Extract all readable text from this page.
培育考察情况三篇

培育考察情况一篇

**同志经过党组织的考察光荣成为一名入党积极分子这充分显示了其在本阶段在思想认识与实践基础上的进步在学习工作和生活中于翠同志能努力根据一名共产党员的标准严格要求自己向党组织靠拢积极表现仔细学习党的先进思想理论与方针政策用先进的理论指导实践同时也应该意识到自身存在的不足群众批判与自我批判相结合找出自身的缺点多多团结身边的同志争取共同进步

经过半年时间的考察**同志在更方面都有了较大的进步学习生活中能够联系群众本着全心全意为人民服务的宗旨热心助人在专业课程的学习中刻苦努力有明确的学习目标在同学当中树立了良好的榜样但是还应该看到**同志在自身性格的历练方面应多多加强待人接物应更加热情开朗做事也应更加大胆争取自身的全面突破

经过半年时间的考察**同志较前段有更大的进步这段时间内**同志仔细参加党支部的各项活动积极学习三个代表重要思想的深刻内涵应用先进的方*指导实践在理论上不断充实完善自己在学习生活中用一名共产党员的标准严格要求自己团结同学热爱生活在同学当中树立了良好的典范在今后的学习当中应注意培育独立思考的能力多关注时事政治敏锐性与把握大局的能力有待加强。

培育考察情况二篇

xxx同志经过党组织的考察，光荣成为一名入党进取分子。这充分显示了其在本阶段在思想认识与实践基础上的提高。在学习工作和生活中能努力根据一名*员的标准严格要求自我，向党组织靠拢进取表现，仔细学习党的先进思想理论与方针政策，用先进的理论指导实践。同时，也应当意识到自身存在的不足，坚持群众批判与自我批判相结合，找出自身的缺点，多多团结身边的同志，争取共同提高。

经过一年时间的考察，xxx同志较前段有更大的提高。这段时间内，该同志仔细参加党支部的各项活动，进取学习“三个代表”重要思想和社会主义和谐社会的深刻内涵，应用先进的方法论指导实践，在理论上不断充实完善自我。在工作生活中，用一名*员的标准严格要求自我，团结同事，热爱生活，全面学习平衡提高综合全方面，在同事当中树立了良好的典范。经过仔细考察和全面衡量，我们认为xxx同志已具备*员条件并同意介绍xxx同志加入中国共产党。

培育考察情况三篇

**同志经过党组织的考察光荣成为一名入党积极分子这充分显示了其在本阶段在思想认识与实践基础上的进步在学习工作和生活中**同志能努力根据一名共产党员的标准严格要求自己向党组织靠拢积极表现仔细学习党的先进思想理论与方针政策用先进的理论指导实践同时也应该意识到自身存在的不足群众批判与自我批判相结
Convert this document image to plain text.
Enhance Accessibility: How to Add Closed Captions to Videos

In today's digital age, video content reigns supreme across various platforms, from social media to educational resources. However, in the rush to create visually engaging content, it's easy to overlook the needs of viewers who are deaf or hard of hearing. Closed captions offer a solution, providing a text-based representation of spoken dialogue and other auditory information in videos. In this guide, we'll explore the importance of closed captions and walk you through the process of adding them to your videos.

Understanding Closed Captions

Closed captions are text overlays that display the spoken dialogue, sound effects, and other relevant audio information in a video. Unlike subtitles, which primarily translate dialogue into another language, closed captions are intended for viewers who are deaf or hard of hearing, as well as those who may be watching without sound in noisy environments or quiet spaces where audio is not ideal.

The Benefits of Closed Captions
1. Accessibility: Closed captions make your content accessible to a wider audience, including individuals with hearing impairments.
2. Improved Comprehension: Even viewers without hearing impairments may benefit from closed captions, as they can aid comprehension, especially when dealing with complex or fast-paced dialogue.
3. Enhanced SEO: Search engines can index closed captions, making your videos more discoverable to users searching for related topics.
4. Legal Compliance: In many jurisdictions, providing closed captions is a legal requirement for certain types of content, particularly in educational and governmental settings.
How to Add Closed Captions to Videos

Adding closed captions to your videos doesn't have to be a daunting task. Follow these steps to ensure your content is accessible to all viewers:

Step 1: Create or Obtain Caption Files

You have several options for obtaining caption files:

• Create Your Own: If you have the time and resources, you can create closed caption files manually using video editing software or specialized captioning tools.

•••••

# GIVEN TASK:
Set down the entries verbatim, leaving none out.

# COMPLETE ANSWER:
Extract all readable text from this page.
培育考察情况三篇

培育考察情况一篇

**同志经过党组织的考察光荣成为一名入党积极分子这充分显示了其在本阶段在思想认识与实践基础上的进步在学习工作和生活中于翠同志能努力根据一名共产党员的标准严格要求自己向党组织靠拢积极表现仔细学习党的先进思想理论与方针政策用先进的理论指导实践同时也应该意识到自身存在的不足群众批判与自我批判相结合找出自身的缺点多多团结身边的同志争取共同进步

经过半年时间的考察**同志在更方面都有了较大的进步学习生活中能够联系群众本着全心全意为人民服务的宗旨热心助人在专业课程的学习中刻苦努力有明确的学习目标在同学当中树立了良好的榜样但是还应该看到**同志在自身性格的历练方面应多多加强待人接物应更加热情开朗做事也应更加大胆争取自身的全面突破

经过半年时间的考察**同志较前段有更大的进步这段时间内**同志仔细参加党支部的各项活动积极学习三个代表重要思想的深刻内涵应用先进的方*指导实践在理论上不断充实完善自己在学习生活中用一名共产党员的标准严格要求自己团结同学热爱生活在同学当中树立了良好的典范在今后的学习当中应注意培育独立思考的能力多关注时事政治敏锐性与把握大局的能力有待加强。

培育考察情况二篇

xxx同志经过党组织的考察，光荣成为一名入党进取分子。这充分显示了其在本阶段在思想认识与实践基础上的提高。在学习工作和生活中能努力根据一名*员的标准严格要求自我，向党组织靠拢进取表现，仔细学习党的先进思想理论与方针政策，用先进的理论指导实践。同时，也应当意识到自身存在的不足，坚持群众批判与自我批判相结合，找出自身的缺点，多多团结身边的同志，争取共同提高。

经过一年时间的考察，xxx同志较前段有更大的提高。这段时间内，该同志仔细参加党支部的各项活动，进取学习“三个代表”重要思想和社会主义和谐社会的深刻内涵，应用先进的方法论指导实践，在理论上不断充实完善自我。在工作生活中，用一名*员的标准严格要求自我，团结同事，热爱生活，全面学习平衡提高综合全方面，在同事当中树立了良好的典范。经过仔细考察和全面衡量，我们认为xxx同志已具备*员条件并同意介绍xxx同志加入中国共产党。

培育考察情况三篇

**同志经过党组织的考察光荣成为一名入党积极分子这充分显示了其在本阶段在思想认识与实践基础上的进步在学习工作和生活中**同志能努力根据一名共产党员的标准严格要求自己向党组织靠拢积极表现仔细学习党的先进思想理论与方针政策用先进的理论指导实践同时也应该意识到自身存在的不足群众批判与自我批判相结
Convert this document image to plain text.
Enhance Accessibility: How to Add Closed Captions to Videos

In today's digital age, video content reigns supreme across various platforms, from social media to educational resources. However, in the rush to create visually engaging content, it's easy to overlook the needs of viewers who are deaf or hard of hearing. Closed captions offer a solution, providing a text-based representation of spoken dialogue and other auditory information in videos. In this guide, we'll explore the importance of closed captions and walk you through the process of adding them to your videos.

Understanding Closed Captions

Closed captions are text overlays that display the spoken dialogue, sound effects, and other relevant audio information in a video. Unlike subtitles, which primarily translate dialogue into another language, closed captions are intended for viewers who are deaf or hard of hearing, as well as those who may be watching without sound in noisy environments or quiet spaces where audio is not ideal.

The Benefits of Closed Captions
1. Accessibility: Closed captions make your content accessible to a wider audience, including individuals with hearing impairments.
2. Improved Comprehension: Even viewers without hearing impairments may benefit from closed captions, as they can aid comprehension, especially when dealing with complex or fast-paced dialogue.
3. Enhanced SEO: Search engines can index closed captions, making your videos more discoverable to users searching for related topics.
4. Legal Compliance: In many jurisdictions, providing closed captions is a legal requirement for certain types of content, particularly in educational and governmental settings.
How to Add Closed Captions to Videos

Adding closed captions to your videos doesn't have to be a daunting task. Follow these steps to ensure your content is accessible to all viewers:

Step 1: Create or Obtain Caption Files

You have several options for obtaining caption files:

• Create Your Own: If you have the time and resources, you can create closed caption files manually using video editing software or specialized captioning tools.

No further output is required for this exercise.